_Exercise directions_
Can you quote the records below in full, word for word?

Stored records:
## BEGIN

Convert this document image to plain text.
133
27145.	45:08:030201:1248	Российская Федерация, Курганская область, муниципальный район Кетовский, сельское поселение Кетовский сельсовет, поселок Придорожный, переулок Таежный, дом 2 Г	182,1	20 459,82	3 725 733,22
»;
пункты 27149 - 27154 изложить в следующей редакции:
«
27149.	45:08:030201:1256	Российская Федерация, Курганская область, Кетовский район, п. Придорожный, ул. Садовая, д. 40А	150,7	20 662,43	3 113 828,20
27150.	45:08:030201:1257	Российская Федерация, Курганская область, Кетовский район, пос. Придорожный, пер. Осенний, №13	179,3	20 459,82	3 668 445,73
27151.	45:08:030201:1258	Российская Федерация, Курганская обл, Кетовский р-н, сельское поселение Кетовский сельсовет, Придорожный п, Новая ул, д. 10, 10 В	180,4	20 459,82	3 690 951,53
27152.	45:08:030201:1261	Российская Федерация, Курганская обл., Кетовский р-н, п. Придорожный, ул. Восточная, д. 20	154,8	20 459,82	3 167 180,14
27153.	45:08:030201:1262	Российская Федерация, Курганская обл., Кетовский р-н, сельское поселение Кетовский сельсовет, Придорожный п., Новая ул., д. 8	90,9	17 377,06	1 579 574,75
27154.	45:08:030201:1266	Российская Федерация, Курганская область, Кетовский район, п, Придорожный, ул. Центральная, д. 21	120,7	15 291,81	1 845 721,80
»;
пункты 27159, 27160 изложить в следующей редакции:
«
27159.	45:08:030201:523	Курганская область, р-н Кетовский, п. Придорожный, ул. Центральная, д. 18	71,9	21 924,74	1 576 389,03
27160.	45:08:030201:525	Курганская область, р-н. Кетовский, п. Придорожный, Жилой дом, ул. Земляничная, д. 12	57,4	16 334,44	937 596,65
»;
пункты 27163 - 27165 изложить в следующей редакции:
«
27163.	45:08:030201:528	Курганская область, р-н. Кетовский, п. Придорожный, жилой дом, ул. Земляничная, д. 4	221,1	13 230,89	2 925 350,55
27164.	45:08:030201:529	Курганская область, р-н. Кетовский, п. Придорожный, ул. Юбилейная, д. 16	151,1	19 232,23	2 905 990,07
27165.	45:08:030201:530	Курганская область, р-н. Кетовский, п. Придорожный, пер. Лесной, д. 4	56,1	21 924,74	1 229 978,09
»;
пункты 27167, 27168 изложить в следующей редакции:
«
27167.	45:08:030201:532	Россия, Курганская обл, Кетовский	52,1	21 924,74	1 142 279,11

## END

_Result for this task_
Convert this document image to plain text.
133
27145.	45:08:030201:1248	Российская Федерация, Курганская область, муниципальный район Кетовский, сельское поселение Кетовский сельсовет, поселок Придорожный, переулок Таежный, дом 2 Г	182,1	20 459,82	3 725 733,22
»;
пункты 27149 - 27154 изложить в следующей редакции:
«
27149.	45:08:030201:1256	Российская Федерация, Курганская область, Кетовский район, п. Придорожный, ул. Садовая, д. 40А	150,7	20 662,43	3 113 828,20
27150.	45:08:030201:1257	Российская Федерация, Курганская область, Кетовский район, пос. Придорожный, пер. Осенний, №13	179,3	20 459,82	3 668 445,73
27151.	45:08:030201:1258	Российская Федерация, Курганская обл, Кетовский р-н, сельское поселение Кетовский сельсовет, Придорожный п, Новая ул, д. 10, 10 В	180,4	20 459,82	3 690 951,53
27152.	45:08:030201:1261	Российская Федерация, Курганская обл., Кетовский р-н, п. Придорожный, ул. Восточная, д. 20	154,8	20 459,82	3 167 180,14
27153.	45:08:030201:1262	Российская Федерация, Курганская обл., Кетовский р-н, сельское поселение Кетовский сельсовет, Придорожный п., Новая ул., д. 8	90,9	17 377,06	1 579 574,75
27154.	45:08:030201:1266	Российская Федерация, Курганская область, Кетовский район, п, Придорожный, ул. Центральная, д. 21	120,7	15 291,81	1 845 721,80
»;
пункты 27159, 27160 изложить в следующей редакции:
«
27159.	45:08:030201:523	Курганская область, р-н Кетовский, п. Придорожный, ул. Центральная, д. 18	71,9	21 924,74	1 576 389,03
27160.	45:08:030201:525	Курганская область, р-н. Кетовский, п. Придорожный, Жилой дом, ул. Земляничная, д. 12	57,4	16 334,44	937 596,65
»;
пункты 27163 - 27165 изложить в следующей редакции:
«
27163.	45:08:030201:528	Курганская область, р-н. Кетовский, п. Придорожный, жилой дом, ул. Земляничная, д. 4	221,1	13 230,89	2 925 350,55
27164.	45:08:030201:529	Курганская область, р-н. Кетовский, п. Придорожный, ул. Юбилейная, д. 16	151,1	19 232,23	2 905 990,07
27165.	45:08:030201:530	Курганская область, р-н. Кетовский, п. Придорожный, пер. Лесной, д. 4	56,1	21 924,74	1 229 978,09
»;
пункты 27167, 27168 изложить в следующей редакции:
«
27167.	45:08:030201:532	Россия, Курганская обл, Кетовский	52,1	21 924,74	1 142 279,11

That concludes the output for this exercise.